**WHAT YOU ARE ASKED TO DO**
Identify each line in the records below that contains the word "intérieure", and copy it.

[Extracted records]
========================================================================

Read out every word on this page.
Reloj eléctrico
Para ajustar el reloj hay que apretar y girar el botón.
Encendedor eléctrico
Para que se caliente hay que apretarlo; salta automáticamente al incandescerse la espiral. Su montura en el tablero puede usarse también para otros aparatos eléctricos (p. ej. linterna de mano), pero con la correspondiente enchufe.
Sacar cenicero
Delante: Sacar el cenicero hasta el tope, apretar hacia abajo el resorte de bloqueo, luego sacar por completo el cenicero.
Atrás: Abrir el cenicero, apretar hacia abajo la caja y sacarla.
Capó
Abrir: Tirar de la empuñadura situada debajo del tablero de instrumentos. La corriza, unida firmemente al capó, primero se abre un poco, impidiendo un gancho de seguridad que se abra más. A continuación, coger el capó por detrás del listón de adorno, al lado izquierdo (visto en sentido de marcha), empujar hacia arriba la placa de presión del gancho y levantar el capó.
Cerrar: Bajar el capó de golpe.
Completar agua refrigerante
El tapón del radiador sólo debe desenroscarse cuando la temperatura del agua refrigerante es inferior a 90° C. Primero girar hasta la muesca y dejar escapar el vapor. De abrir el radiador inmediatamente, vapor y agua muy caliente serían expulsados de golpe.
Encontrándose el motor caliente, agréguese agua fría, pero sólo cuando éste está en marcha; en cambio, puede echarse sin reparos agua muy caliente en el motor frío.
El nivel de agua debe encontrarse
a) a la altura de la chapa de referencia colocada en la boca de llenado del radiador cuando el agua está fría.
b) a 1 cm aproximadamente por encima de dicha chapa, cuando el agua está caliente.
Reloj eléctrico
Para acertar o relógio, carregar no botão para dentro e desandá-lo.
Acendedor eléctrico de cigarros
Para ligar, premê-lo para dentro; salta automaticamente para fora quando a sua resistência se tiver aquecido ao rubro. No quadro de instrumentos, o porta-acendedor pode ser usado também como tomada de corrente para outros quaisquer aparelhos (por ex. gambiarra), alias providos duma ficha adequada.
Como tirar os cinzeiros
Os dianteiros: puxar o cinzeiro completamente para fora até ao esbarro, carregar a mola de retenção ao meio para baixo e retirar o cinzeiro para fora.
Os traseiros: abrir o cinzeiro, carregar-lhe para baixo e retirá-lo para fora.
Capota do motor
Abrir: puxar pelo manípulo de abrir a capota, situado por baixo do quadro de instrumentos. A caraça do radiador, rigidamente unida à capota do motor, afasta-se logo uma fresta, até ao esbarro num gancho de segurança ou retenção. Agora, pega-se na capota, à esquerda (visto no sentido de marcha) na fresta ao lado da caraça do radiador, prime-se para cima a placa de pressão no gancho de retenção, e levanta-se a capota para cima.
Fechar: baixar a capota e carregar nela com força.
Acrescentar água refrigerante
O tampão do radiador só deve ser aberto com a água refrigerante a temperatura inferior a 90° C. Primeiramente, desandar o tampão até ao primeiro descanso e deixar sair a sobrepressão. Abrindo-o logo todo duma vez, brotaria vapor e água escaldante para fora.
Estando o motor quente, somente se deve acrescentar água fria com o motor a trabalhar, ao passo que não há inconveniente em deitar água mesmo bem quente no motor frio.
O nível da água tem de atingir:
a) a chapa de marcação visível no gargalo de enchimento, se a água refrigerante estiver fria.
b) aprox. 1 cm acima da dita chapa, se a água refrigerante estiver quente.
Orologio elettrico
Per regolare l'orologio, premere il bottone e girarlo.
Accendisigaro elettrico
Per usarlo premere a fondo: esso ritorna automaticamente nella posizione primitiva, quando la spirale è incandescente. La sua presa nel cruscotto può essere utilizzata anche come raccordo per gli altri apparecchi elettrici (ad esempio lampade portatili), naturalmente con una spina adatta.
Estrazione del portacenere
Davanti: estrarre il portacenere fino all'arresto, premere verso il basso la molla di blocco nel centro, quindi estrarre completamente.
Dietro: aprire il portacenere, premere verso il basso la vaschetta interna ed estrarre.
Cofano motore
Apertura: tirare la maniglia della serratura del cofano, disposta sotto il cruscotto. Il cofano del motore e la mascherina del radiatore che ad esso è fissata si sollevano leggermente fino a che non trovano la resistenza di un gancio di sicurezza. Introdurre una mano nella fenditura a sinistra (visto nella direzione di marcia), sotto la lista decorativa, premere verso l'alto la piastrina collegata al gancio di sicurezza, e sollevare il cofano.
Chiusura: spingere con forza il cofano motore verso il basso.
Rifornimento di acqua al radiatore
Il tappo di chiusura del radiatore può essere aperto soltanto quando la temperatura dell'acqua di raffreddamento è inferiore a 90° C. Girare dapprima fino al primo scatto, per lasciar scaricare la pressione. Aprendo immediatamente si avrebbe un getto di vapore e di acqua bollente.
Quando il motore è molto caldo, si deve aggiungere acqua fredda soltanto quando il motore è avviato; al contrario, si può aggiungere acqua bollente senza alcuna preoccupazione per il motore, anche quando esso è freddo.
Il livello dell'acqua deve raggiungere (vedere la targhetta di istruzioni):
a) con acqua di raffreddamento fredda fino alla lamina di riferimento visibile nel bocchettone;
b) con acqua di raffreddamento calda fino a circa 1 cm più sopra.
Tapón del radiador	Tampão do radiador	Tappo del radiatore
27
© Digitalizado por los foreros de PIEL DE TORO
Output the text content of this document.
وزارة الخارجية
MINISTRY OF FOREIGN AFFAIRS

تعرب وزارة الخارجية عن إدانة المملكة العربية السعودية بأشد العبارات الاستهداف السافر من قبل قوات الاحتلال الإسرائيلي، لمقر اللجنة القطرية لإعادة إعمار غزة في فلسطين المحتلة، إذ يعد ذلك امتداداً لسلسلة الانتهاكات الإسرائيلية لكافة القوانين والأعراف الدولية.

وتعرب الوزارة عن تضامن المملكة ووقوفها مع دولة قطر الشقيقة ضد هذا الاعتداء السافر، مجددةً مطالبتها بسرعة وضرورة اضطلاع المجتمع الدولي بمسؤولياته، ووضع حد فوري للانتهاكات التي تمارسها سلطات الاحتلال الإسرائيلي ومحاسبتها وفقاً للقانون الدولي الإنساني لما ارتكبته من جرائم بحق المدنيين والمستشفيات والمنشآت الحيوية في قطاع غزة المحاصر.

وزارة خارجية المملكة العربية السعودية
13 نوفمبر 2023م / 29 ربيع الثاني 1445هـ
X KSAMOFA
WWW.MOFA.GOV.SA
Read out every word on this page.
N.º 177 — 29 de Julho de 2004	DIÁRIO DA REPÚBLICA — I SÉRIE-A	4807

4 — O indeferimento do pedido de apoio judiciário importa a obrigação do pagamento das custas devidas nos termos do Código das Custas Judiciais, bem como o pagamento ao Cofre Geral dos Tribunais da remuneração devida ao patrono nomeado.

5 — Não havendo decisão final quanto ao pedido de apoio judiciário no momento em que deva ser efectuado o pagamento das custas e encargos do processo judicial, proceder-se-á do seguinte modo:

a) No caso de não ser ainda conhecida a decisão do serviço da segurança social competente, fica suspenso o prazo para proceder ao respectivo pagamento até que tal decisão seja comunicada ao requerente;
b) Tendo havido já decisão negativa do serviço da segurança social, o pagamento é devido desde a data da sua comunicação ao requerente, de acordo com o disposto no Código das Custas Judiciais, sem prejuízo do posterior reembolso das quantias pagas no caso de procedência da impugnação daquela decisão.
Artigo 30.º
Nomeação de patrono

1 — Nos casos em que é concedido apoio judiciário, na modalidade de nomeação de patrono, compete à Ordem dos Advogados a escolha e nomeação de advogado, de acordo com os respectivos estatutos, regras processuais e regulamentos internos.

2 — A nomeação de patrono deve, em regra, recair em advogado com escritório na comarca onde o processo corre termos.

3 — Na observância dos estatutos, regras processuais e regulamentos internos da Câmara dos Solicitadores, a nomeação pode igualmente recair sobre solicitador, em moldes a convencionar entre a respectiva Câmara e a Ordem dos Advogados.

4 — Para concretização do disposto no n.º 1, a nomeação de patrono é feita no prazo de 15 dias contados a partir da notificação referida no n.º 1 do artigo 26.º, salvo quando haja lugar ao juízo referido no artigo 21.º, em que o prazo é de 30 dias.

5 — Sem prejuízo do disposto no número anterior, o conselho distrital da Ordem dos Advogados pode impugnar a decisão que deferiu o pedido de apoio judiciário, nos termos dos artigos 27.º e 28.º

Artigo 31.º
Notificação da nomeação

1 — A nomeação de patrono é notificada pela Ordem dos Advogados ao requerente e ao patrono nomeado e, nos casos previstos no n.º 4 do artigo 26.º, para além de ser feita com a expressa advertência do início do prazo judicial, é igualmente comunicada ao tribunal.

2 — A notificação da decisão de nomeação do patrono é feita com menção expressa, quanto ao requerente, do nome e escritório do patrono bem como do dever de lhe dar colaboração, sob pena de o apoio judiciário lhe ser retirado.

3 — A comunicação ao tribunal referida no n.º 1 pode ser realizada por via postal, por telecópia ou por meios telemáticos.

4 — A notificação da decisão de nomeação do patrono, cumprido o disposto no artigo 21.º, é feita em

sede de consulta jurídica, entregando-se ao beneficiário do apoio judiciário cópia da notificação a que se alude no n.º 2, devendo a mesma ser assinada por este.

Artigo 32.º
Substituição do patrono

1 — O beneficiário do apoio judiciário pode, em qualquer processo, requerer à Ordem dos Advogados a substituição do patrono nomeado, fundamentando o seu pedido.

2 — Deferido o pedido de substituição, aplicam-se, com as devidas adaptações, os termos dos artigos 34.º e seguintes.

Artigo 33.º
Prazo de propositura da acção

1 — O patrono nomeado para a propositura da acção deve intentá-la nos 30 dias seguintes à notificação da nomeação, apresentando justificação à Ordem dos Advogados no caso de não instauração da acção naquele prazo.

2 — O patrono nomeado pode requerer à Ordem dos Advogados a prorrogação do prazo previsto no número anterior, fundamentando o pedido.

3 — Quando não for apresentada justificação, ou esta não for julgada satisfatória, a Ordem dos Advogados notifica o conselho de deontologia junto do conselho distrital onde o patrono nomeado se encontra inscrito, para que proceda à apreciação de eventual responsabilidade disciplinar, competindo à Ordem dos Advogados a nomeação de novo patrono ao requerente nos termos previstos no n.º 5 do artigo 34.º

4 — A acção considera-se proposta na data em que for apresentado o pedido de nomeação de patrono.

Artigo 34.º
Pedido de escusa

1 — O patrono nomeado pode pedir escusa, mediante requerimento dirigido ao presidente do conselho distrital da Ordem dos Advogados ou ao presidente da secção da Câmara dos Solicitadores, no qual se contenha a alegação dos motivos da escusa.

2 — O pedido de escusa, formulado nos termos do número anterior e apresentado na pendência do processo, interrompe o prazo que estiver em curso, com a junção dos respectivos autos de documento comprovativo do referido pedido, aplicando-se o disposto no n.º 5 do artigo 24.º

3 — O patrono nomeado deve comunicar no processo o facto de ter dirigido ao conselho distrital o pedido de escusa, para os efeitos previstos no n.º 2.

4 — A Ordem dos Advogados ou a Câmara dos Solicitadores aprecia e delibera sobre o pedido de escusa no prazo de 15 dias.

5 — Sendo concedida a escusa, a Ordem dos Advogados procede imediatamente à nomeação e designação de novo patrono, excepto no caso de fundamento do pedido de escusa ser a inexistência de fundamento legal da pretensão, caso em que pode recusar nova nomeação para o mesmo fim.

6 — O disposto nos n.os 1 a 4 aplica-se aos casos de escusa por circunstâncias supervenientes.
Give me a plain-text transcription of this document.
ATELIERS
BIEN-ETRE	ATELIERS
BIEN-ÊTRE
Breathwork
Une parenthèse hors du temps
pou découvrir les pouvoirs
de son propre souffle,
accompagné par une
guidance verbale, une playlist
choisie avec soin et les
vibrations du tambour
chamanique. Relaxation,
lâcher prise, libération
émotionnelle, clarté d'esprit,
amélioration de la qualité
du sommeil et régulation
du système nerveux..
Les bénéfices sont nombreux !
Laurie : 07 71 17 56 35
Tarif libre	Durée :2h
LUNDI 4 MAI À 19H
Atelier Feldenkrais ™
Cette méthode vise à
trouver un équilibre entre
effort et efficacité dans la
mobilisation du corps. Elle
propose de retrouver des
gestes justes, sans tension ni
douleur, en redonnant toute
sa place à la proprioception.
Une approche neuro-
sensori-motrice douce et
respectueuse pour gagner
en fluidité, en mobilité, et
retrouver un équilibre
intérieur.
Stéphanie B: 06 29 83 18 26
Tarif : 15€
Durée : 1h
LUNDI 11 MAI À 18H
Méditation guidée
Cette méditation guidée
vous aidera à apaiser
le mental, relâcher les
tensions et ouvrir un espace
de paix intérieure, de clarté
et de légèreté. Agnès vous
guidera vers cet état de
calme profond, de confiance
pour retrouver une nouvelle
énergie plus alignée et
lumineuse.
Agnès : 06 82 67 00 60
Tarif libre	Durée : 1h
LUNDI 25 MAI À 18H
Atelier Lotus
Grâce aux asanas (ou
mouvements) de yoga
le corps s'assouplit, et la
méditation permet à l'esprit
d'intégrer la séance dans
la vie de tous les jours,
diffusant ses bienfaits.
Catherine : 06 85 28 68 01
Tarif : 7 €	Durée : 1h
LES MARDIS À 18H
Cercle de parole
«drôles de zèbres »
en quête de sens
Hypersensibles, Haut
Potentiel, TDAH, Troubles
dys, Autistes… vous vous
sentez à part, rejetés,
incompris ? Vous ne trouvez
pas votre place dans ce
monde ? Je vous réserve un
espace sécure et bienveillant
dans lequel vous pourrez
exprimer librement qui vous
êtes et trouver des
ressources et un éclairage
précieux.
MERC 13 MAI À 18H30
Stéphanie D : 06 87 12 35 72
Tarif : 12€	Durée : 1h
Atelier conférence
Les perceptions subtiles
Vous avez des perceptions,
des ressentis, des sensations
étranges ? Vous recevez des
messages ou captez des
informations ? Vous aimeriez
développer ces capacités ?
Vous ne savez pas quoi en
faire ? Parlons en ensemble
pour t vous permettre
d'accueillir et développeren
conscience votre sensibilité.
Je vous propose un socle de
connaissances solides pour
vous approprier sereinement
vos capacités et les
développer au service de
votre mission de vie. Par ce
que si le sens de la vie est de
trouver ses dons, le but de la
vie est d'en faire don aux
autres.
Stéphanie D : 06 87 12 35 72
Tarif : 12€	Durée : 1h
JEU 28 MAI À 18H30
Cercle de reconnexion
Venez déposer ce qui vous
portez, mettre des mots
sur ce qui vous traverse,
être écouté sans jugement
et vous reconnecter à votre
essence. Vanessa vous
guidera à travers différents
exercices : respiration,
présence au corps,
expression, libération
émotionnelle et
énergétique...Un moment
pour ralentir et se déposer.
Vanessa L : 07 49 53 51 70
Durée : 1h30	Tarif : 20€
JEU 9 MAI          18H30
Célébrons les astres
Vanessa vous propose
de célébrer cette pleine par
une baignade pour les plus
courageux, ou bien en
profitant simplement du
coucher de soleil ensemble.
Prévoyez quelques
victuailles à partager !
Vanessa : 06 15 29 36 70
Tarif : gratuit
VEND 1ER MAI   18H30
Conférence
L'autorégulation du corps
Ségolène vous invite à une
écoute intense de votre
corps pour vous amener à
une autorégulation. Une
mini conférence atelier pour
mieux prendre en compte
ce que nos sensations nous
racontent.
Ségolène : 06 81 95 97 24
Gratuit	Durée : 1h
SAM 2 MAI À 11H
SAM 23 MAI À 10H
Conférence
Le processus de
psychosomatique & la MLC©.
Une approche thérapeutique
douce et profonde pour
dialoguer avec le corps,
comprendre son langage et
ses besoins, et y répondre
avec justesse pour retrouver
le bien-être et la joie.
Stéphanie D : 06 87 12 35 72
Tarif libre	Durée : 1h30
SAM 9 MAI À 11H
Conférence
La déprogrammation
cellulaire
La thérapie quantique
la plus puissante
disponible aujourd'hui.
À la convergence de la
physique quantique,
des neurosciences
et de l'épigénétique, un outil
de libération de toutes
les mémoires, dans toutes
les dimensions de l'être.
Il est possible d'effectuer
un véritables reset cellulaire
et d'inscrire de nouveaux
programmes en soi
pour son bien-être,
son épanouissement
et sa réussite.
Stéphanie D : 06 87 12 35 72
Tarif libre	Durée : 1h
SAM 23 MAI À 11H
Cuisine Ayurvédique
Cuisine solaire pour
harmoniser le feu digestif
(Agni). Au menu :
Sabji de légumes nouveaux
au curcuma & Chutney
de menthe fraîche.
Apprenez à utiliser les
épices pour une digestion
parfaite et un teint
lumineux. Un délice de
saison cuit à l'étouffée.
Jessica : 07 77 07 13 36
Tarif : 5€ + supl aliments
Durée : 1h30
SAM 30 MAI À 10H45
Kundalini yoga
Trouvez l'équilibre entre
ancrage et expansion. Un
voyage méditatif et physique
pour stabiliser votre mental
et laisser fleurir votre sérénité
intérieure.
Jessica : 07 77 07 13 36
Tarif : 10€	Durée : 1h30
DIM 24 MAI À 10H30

========================================================================

**SOLUTION TO THE PROBLEM**
de paix intérieure, de clarté
intérieure.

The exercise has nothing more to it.